[Entries taken from a collection]

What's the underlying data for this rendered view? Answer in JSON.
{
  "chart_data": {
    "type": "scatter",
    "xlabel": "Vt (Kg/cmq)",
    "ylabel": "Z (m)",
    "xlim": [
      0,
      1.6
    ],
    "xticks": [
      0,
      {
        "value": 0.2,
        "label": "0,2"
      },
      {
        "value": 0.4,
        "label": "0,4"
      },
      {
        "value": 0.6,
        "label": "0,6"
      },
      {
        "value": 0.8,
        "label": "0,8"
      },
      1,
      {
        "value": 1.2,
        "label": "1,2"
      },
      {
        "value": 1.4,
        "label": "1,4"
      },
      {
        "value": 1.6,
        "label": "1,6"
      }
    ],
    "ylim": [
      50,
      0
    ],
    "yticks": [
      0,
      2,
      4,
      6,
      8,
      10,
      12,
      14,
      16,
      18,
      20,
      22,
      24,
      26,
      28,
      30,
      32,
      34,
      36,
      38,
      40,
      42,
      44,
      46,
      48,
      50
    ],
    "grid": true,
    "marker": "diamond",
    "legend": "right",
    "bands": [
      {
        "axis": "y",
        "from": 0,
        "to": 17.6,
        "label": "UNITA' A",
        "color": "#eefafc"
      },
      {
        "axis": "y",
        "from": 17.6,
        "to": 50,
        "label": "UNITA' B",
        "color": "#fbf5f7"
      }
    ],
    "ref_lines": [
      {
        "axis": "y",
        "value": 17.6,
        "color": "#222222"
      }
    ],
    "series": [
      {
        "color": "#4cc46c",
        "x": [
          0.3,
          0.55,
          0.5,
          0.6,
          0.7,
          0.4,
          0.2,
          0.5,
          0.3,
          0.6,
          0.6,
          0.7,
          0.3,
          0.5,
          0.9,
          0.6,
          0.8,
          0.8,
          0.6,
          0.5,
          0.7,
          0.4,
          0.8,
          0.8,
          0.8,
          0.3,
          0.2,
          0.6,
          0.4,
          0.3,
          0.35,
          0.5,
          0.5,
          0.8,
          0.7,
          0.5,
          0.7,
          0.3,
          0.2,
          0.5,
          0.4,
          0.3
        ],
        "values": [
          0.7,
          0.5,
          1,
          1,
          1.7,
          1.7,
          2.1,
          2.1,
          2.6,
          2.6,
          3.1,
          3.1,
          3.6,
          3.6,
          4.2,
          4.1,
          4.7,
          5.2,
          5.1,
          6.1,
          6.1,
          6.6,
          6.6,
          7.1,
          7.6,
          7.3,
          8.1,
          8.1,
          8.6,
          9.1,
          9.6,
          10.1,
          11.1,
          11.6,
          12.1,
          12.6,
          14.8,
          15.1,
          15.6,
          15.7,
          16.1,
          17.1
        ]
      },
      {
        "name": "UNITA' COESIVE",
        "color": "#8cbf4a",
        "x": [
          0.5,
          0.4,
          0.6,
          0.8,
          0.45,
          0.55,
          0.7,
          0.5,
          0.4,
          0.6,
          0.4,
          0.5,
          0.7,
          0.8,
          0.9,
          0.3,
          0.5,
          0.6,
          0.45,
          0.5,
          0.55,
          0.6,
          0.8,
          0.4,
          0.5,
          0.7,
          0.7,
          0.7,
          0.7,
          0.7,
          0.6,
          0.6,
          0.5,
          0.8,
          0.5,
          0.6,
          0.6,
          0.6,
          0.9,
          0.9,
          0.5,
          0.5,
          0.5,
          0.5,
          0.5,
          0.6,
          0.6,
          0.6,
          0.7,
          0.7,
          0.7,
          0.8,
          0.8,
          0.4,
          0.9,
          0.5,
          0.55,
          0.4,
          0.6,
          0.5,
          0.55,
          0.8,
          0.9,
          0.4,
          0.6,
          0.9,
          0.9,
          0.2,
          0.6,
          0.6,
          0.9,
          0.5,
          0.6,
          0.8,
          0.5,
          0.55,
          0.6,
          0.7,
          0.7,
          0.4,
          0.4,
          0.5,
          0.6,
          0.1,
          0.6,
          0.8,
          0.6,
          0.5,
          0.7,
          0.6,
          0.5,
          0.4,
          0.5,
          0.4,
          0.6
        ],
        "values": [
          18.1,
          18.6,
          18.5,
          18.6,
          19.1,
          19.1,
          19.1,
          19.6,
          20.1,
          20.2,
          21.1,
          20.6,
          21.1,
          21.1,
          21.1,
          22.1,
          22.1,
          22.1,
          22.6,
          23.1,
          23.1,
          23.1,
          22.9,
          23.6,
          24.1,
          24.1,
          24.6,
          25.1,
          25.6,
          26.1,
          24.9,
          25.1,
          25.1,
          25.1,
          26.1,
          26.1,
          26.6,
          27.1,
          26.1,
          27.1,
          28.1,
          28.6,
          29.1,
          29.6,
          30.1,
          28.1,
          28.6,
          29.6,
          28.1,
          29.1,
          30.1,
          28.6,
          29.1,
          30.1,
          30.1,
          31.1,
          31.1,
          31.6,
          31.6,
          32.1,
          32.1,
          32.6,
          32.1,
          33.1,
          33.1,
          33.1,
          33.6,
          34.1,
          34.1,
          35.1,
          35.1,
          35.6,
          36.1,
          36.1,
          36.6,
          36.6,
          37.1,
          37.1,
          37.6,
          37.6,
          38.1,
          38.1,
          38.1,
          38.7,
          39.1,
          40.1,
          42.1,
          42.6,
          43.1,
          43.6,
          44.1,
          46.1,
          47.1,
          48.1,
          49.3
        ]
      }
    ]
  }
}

...

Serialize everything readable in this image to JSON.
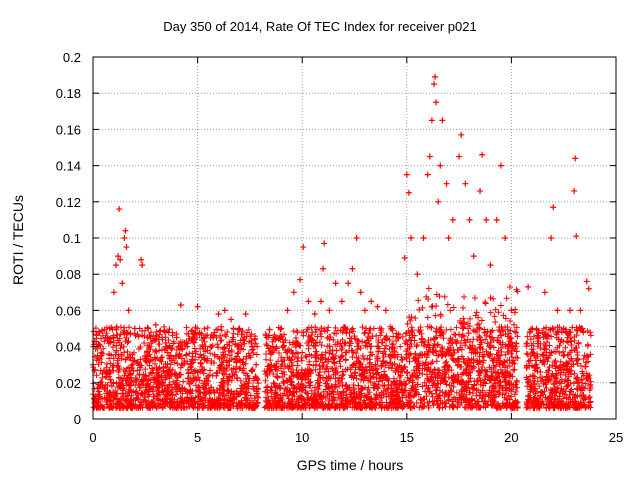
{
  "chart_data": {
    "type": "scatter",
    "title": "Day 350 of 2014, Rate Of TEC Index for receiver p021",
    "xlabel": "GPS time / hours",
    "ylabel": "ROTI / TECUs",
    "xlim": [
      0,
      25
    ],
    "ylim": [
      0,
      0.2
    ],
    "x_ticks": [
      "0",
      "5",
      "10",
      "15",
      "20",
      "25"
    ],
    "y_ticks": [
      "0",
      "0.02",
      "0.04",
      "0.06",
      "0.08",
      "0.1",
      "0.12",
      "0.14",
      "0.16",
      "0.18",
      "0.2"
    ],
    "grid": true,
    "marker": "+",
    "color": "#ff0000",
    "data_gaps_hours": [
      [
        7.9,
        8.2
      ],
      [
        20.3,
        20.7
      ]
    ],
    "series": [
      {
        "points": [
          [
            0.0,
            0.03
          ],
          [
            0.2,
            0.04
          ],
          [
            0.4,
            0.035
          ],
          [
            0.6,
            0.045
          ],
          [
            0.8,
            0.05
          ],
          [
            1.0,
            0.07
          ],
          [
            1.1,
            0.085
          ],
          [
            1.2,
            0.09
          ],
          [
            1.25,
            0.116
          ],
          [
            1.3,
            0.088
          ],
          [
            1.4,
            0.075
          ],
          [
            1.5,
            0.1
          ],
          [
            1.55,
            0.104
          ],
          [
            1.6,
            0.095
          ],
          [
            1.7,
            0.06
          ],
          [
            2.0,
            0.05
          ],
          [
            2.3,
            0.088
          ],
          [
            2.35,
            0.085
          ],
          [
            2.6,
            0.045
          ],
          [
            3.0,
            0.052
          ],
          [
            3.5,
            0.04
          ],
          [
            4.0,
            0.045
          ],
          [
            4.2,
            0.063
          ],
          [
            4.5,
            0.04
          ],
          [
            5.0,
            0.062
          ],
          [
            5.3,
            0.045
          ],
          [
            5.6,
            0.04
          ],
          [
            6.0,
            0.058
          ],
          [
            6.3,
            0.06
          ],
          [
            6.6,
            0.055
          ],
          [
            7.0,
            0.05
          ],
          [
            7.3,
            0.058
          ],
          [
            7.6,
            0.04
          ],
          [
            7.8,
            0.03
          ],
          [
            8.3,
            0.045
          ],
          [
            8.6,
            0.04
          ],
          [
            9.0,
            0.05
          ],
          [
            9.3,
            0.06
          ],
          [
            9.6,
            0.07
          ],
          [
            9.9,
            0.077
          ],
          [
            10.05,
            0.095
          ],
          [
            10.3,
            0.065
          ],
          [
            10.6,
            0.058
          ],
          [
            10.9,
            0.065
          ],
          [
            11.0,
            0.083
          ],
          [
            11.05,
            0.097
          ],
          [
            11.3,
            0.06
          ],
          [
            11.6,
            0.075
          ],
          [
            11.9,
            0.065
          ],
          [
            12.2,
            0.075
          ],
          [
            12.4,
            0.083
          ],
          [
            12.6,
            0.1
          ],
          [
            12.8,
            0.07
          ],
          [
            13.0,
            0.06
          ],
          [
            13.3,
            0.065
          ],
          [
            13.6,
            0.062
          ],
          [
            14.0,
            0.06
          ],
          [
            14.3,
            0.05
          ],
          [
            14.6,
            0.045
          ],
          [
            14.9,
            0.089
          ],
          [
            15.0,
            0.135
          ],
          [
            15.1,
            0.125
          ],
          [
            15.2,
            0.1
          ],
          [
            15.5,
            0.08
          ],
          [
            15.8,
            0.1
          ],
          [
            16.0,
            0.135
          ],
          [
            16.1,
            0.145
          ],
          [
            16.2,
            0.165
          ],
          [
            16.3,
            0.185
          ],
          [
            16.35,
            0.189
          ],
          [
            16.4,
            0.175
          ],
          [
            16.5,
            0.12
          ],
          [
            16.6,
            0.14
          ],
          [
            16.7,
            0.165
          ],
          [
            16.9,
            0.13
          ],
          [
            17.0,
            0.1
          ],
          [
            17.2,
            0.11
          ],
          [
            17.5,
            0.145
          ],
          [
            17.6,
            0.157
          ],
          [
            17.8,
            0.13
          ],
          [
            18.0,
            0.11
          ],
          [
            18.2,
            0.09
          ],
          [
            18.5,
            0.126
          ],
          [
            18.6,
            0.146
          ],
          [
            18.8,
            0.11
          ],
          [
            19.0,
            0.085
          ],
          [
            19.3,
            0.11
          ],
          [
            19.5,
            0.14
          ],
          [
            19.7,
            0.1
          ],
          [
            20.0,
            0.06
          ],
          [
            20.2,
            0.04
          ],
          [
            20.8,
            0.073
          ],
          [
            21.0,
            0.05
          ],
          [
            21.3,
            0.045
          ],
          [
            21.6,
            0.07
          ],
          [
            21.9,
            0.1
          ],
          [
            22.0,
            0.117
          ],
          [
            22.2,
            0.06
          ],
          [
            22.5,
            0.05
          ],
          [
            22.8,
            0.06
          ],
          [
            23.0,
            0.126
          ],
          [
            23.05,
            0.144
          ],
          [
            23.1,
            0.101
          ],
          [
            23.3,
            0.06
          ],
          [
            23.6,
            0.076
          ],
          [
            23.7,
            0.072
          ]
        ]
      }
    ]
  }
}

- REQUIREMENTS: In the entries above, count each line that holds "xlabel". Give the total and nothing else.

- EXERCISE SOLUTION: 2